**THE EXERCISE**
Return every line of the material exactly.

**RECORDS SHOWN**
────────────────

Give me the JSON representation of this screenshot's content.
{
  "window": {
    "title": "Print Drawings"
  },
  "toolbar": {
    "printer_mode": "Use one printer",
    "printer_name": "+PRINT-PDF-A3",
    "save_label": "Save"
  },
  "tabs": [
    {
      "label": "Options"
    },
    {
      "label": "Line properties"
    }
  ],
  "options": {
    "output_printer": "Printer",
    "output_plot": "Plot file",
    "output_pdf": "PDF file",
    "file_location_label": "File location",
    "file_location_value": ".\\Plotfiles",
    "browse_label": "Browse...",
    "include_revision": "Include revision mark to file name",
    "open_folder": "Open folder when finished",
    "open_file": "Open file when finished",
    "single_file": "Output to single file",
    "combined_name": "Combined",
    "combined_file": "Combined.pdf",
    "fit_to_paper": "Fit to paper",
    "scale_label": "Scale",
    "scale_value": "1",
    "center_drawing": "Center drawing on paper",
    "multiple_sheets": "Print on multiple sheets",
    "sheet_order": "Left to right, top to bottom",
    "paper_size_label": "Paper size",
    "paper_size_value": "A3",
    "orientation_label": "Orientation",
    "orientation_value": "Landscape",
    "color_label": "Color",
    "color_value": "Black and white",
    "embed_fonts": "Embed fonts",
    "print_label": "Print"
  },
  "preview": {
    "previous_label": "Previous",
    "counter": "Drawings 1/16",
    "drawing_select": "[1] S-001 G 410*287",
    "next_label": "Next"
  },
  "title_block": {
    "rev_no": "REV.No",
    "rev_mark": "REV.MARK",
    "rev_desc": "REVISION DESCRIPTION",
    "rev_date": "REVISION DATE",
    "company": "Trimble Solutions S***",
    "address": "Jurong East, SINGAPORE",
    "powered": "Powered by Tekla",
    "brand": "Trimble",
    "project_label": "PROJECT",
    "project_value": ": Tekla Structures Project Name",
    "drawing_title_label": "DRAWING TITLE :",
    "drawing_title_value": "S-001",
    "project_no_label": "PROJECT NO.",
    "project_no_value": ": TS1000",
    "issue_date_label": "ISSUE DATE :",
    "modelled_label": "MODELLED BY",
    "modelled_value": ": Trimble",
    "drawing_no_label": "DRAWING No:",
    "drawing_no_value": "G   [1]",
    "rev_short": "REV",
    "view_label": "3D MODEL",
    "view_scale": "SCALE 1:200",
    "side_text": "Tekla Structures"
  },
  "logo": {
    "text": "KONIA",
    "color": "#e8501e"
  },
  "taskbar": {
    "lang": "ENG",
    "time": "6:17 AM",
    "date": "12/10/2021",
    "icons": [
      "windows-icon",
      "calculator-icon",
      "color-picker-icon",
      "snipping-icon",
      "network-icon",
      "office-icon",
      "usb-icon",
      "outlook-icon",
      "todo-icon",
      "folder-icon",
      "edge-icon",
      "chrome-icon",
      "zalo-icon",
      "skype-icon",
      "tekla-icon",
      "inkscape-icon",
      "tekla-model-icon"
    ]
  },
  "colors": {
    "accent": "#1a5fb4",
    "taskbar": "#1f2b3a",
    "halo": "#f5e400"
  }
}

────────────────

**CORRECT RESULT**
Give me the JSON representation of this screenshot's content.
{
  "window": {
    "title": "Print Drawings"
  },
  "toolbar": {
    "printer_mode": "Use one printer",
    "printer_name": "+PRINT-PDF-A3",
    "save_label": "Save"
  },
  "tabs": [
    {
      "label": "Options"
    },
    {
      "label": "Line properties"
    }
  ],
  "options": {
    "output_printer": "Printer",
    "output_plot": "Plot file",
    "output_pdf": "PDF file",
    "file_location_label": "File location",
    "file_location_value": ".\\Plotfiles",
    "browse_label": "Browse...",
    "include_revision": "Include revision mark to file name",
    "open_folder": "Open folder when finished",
    "open_file": "Open file when finished",
    "single_file": "Output to single file",
    "combined_name": "Combined",
    "combined_file": "Combined.pdf",
    "fit_to_paper": "Fit to paper",
    "scale_label": "Scale",
    "scale_value": "1",
    "center_drawing": "Center drawing on paper",
    "multiple_sheets": "Print on multiple sheets",
    "sheet_order": "Left to right, top to bottom",
    "paper_size_label": "Paper size",
    "paper_size_value": "A3",
    "orientation_label": "Orientation",
    "orientation_value": "Landscape",
    "color_label": "Color",
    "color_value": "Black and white",
    "embed_fonts": "Embed fonts",
    "print_label": "Print"
  },
  "preview": {
    "previous_label": "Previous",
    "counter": "Drawings 1/16",
    "drawing_select": "[1] S-001 G 410*287",
    "next_label": "Next"
  },
  "title_block": {
    "rev_no": "REV.No",
    "rev_mark": "REV.MARK",
    "rev_desc": "REVISION DESCRIPTION",
    "rev_date": "REVISION DATE",
    "company": "Trimble Solutions S***",
    "address": "Jurong East, SINGAPORE",
    "powered": "Powered by Tekla",
    "brand": "Trimble",
    "project_label": "PROJECT",
    "project_value": ": Tekla Structures Project Name",
    "drawing_title_label": "DRAWING TITLE :",
    "drawing_title_value": "S-001",
    "project_no_label": "PROJECT NO.",
    "project_no_value": ": TS1000",
    "issue_date_label": "ISSUE DATE :",
    "modelled_label": "MODELLED BY",
    "modelled_value": ": Trimble",
    "drawing_no_label": "DRAWING No:",
    "drawing_no_value": "G   [1]",
    "rev_short": "REV",
    "view_label": "3D MODEL",
    "view_scale": "SCALE 1:200",
    "side_text": "Tekla Structures"
  },
  "logo": {
    "text": "KONIA",
    "color": "#e8501e"
  },
  "taskbar": {
    "lang": "ENG",
    "time": "6:17 AM",
    "date": "12/10/2021",
    "icons": [
      "windows-icon",
      "calculator-icon",
      "color-picker-icon",
      "snipping-icon",
      "network-icon",
      "office-icon",
      "usb-icon",
      "outlook-icon",
      "todo-icon",
      "folder-icon",
      "edge-icon",
      "chrome-icon",
      "zalo-icon",
      "skype-icon",
      "tekla-icon",
      "inkscape-icon",
      "tekla-model-icon"
    ]
  },
  "colors": {
    "accent": "#1a5fb4",
    "taskbar": "#1f2b3a",
    "halo": "#f5e400"
  }
}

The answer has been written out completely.